#### TÂCHES ET EXERCICES
1: D’après le texte sur la conciliation, à quelle situation caractéristique correspond la conciliation lorsqu’elle ne repose sur aucune menace crédible ?
2: Réécrivez sous forme de liste le paragraphe du texte sur la conciliation qui commence par « A l’instar de Flaubert (1911) », en conservant ses faits principaux.
3: Poursuivez le texte sur la conciliation à partir de sa dernière phrase.

Introduction générale

« Conciliation : la prêcher toujours, même quand les contraires sont absolus », Flaubert G., 1911, Le dictionnaire des idées reçues.

A l’instar de Flaubert (1911), force est de constater que la conciliation est préférable à un conflit. Effectivement, ce dernier est inefficace dans la mesure où il engendre des coûts. Si la conciliation permet de parvenir au même accord que le conflit sans en supporter les désagréments, alors cette solution doit être recherchée. Cependant, la conciliation garantit-elle d’obtenir réellement le même accord ? Il est possible d’en douter. En effet, si les parties en présence recherchent la conciliation à tout prix, aucune menace crédible ne pèse sur la négociation et l’accord trouvé dans ces conditions n’engendrera pas les mêmes améliorations. La conciliation pose en particulier de nombreux problèmes de coordination. D’une part, si les « contraires sont absolus », sur quelles revendications les parties vont-elles choisir de se coordonner ? D’autre part, chaque négociateur, sachant que l’autre prône la conciliation, a une incitation individuelle à dévier de l’équilibre coopératif. On retrouve typiquement ici une situation caractéristique d’un « dilemme du prisonnier » puisque la conciliation n’est basée sur aucune menace crédible et qu’aucun engagement de ce type n’est irrévocable.

#### DOCUMENTS EXTRAITS

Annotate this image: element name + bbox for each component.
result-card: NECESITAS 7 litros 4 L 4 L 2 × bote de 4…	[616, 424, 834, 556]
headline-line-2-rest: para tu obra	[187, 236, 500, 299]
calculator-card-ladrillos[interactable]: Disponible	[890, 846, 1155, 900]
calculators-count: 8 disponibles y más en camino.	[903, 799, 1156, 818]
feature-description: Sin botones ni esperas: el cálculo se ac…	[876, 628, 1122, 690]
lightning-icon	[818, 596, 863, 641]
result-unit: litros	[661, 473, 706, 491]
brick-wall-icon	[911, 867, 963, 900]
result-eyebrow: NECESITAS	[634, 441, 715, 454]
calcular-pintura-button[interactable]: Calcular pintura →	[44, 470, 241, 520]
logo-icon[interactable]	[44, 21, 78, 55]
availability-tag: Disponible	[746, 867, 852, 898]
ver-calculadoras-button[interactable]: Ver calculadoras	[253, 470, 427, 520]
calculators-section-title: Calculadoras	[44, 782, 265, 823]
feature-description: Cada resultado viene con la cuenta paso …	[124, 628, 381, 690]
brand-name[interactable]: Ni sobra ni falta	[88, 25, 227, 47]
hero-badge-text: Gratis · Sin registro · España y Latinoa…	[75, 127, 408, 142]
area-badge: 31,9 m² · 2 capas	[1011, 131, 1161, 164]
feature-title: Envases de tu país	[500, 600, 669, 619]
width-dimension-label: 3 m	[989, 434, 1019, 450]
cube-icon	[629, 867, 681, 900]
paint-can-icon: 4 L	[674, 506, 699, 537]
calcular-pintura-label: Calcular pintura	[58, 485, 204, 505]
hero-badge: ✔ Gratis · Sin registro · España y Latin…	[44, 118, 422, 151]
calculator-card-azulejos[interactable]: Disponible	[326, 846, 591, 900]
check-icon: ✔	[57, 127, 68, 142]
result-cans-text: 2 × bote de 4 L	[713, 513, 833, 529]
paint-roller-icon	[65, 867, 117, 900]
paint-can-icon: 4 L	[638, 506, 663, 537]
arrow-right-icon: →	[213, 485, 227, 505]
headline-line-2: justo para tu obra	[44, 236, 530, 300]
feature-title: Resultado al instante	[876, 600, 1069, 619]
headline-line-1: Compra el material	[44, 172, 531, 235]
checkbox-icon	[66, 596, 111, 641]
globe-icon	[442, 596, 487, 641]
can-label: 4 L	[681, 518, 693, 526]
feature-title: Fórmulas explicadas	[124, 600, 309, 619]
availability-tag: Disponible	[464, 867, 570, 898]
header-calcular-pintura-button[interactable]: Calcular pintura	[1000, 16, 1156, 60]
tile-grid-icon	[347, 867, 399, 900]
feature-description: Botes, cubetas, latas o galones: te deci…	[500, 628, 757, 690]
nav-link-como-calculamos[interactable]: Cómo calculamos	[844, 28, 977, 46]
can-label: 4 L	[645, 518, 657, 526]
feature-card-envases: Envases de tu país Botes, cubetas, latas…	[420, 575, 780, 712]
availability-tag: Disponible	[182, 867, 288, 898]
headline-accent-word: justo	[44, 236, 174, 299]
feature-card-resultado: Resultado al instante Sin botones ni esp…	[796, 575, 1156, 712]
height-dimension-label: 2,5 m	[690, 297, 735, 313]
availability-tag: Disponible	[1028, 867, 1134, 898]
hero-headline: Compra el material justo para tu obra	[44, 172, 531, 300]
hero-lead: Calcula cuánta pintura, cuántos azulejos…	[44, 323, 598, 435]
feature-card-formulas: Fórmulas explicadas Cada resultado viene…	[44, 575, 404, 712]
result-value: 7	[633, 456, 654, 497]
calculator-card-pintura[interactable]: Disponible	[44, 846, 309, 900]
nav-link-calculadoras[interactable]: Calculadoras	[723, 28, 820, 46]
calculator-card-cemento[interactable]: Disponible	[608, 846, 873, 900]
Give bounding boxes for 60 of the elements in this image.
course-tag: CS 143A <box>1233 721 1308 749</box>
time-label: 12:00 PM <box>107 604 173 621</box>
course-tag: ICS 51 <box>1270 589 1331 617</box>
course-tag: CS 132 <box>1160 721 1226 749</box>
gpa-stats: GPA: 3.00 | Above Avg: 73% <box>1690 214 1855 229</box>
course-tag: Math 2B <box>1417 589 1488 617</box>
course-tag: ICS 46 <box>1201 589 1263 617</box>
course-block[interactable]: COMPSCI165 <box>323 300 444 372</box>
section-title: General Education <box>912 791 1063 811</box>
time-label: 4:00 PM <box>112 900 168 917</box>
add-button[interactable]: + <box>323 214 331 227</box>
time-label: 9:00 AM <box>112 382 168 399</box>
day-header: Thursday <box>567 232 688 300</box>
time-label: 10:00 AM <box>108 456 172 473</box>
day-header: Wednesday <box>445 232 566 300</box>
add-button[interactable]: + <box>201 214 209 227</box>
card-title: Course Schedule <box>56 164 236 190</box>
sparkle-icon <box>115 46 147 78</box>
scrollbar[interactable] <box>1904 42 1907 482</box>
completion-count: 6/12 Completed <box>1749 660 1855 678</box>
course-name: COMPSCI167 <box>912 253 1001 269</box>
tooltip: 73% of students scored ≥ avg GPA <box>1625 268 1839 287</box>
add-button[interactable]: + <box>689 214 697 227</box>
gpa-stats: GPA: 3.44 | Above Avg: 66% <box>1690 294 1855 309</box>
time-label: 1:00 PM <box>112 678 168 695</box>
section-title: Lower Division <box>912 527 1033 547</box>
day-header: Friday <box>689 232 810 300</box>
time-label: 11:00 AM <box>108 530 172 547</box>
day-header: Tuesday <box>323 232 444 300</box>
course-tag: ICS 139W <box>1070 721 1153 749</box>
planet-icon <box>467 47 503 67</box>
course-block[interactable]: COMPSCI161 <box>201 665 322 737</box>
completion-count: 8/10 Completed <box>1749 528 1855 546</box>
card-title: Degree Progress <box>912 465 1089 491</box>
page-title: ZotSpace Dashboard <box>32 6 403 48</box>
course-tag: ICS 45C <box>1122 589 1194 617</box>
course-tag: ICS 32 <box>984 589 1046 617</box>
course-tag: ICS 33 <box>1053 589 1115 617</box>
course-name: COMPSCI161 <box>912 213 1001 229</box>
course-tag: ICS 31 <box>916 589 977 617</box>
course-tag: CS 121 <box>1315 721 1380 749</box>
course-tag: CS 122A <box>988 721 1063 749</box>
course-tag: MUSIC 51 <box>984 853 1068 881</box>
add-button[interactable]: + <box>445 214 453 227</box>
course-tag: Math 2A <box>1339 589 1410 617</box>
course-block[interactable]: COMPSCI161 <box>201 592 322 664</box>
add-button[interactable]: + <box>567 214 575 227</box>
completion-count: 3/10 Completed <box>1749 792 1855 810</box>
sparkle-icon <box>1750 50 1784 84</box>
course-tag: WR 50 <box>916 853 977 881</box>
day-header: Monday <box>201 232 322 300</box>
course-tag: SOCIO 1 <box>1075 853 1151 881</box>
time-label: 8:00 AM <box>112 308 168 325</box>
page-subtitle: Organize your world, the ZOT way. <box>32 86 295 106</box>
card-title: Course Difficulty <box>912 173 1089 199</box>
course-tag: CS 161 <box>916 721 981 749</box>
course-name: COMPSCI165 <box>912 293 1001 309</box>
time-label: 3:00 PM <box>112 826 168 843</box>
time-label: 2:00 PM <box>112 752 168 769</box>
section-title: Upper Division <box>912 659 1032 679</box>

#### LES RÉPONSES
1: À une situation caractéristique d’un « dilemme du prisonnier ».

2:
- Comme Flaubert (1911), on constate que la conciliation est préférable au conflit, inefficace parce qu’il engendre des coûts.
- Si la conciliation mène au même accord que le conflit sans ses désagréments, elle doit être recherchée.
- On peut douter qu’elle garantisse réellement le même accord : si les parties la recherchent à tout prix, aucune menace crédible ne pèse sur la négociation, et l’accord obtenu n’apporte pas les mêmes améliorations.
- Elle pose de nombreux problèmes de coordination : d’une part, le choix des revendications sur lesquelles se coordonner quand les « contraires sont absolus » ; d’autre part, l’incitation individuelle de chaque négociateur à dévier de l’équilibre coopératif, sachant que l’autre prône la conciliation.
- C’est une situation typique de « dilemme du prisonnier », car la conciliation ne repose sur aucune menace crédible et aucun engagement de ce type n’est irrévocable.

3:
La réalité offre de nombreux exemples de cette difficulté des agents à se coordonner sans conflit. La négociation salariale constitue une illustration particulièrement claire de ce principe. Ainsi, les grèves qui jalonnent l’histoire de la négociation collective ne sauraient être interprétées comme de simples erreurs.

La grève doit être analysée comme une forme particulière de négociation et une phase possible de la négociation salariale. Certes, à première vue, la grève est davantage synonyme de conflit que de négociation. En effet, si l’aspect conflictuel est exacerbé et si dès lors aucune forme de coopération n’est envisageable, la grève constitue aussi une phase d’un processus de négociation plus général. Elle est la forme de négociation la plus coûteuse, et l’on peut se demander si le recours à ce type de négociation inefficace n’est pas le reflet de l’inefficience d’une organisation développant une « moindre coopération » des agents.

En outre, la grève peut être considérée comme l’arme traditionnelle du syndicat lors d’une négociation entre un employeur et un syndicat. Si elle n’est pas mise en oeuvre, elle représente toutefois une menace pesant sur la négociation et conditionnant les résultats de celle-ci.

L’étude de la grève apparaît donc intéressante à double titre. D’une part, l’apparition de la grève est le symbole d’une inefficience du processus de négociation qui est, lui, directement lié aux performances économiques des organisations. D’autre part, elle représente l’instrument syndical par excellence, dans la mesure où la crédibilité de la menace de grève peut conditionner le succès de la négociation.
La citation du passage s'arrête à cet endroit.